═══ Text ═══

A deeper look into the fronting arrangement should tell otherwise. Even if we look at the cession of 100% of the risk, i.e., with a nil retention on the part of the local insurer, it seems clear that such cession would not be unlawful. The local insurer is liable to the insured who in turn has no relation, action or claim against the reinsurer (Article 78, Insurance Contract Act 1980). The reinsurer in turn is protecting the insurer’s financial position should the loss occur and the insurer have to pay the relevant claim. These contracts are independent of each other despite one being the premise of the other. It is common ground in Spanish legal doctrine that properly it cannot be said that the underlying risk itself is being assigned to the reinsurer or that there is no risk in which case the insurance contract would be invalid under Article 4 of the Insurance Contract Act 1980.

═══

Set task 1:
Quote the part of the passage on fronting arrangements that begins at the words "A deeper look" and stops after the words "Contract Act 1980.".

═══ Supplied material ═══

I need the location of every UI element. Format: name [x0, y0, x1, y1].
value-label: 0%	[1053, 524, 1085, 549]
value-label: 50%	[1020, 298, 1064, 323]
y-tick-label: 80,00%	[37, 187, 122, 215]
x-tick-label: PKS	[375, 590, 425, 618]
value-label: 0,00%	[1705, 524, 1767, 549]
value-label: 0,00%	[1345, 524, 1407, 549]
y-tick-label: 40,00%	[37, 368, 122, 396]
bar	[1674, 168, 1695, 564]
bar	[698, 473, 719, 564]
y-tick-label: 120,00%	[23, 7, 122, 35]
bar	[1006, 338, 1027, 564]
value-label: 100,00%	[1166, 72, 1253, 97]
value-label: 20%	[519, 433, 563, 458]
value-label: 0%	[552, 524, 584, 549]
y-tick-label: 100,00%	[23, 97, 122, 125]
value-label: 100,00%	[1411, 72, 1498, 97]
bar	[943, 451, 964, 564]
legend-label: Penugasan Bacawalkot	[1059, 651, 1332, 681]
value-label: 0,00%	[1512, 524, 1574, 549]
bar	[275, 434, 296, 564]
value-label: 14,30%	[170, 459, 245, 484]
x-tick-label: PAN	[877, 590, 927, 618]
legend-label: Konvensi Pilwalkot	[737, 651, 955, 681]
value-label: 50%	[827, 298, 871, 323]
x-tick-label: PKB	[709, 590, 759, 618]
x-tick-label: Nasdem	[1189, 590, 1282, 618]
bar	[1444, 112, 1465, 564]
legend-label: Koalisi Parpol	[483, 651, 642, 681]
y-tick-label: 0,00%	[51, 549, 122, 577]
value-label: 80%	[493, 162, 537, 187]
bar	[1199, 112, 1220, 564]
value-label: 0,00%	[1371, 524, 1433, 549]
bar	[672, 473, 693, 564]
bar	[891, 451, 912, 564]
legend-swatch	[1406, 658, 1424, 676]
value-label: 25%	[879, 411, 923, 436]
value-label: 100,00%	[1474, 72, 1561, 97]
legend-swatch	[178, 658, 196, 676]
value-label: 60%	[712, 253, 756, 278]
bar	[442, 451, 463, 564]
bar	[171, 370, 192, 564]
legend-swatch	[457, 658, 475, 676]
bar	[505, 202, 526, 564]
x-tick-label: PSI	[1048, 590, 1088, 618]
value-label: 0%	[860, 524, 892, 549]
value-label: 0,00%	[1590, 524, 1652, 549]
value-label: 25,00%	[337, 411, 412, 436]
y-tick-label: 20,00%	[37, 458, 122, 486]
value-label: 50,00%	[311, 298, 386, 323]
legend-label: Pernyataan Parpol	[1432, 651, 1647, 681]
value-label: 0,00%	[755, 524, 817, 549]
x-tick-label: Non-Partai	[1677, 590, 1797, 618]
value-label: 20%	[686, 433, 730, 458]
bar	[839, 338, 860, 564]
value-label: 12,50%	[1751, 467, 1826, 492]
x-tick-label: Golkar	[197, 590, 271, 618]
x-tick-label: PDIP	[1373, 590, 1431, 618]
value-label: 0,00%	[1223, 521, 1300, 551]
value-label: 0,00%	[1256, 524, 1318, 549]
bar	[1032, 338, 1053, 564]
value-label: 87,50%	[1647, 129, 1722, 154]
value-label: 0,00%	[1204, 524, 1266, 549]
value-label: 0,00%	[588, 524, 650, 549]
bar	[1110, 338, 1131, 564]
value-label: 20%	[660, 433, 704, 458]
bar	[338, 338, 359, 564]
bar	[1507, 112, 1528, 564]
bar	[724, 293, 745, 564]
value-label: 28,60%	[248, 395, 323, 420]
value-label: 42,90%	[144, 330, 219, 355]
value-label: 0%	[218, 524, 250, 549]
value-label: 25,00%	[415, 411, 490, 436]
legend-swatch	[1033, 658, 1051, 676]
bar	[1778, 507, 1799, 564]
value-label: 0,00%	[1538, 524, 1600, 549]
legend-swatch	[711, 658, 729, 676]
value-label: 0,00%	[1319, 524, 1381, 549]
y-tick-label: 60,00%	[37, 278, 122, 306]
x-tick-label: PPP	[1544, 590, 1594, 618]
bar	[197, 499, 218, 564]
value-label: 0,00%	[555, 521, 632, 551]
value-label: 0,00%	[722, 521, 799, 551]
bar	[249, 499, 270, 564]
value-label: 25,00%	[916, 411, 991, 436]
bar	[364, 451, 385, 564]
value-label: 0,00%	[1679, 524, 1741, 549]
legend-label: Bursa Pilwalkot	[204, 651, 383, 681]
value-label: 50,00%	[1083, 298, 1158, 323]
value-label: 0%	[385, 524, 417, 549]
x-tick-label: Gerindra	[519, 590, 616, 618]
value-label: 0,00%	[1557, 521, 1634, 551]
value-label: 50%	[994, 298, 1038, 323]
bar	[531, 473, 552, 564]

═══

Set task 2:
Print the lines of the listing word for word, from its first line through the line that contains "524, 1767, 549]", including both of those lines.

Finished answer 1:
A deeper look into the fronting arrangement should tell otherwise. Even if we look at the cession of 100% of the risk, i.e., with a nil retention on the part of the local insurer, it seems clear that such cession would not be unlawful. The local insurer is liable to the insured who in turn has no relation, action or claim against the reinsurer (Article 78, Insurance Contract Act 1980). The reinsurer in turn is protecting the insurer’s financial position should the loss occur and the insurer have to pay the relevant claim. These contracts are independent of each other despite one being the premise of the other. It is common ground in Spanish legal doctrine that properly it cannot be said that the underlying risk itself is being assigned to the reinsurer or that there is no risk in which case the insurance contract would be invalid under Article 4 of the Insurance Contract Act 1980.

Finished answer 2:
I need the location of every UI element. Format: name [x0, y0, x1, y1].
value-label: 0%	[1053, 524, 1085, 549]
value-label: 50%	[1020, 298, 1064, 323]
y-tick-label: 80,00%	[37, 187, 122, 215]
x-tick-label: PKS	[375, 590, 425, 618]
value-label: 0,00%	[1705, 524, 1767, 549]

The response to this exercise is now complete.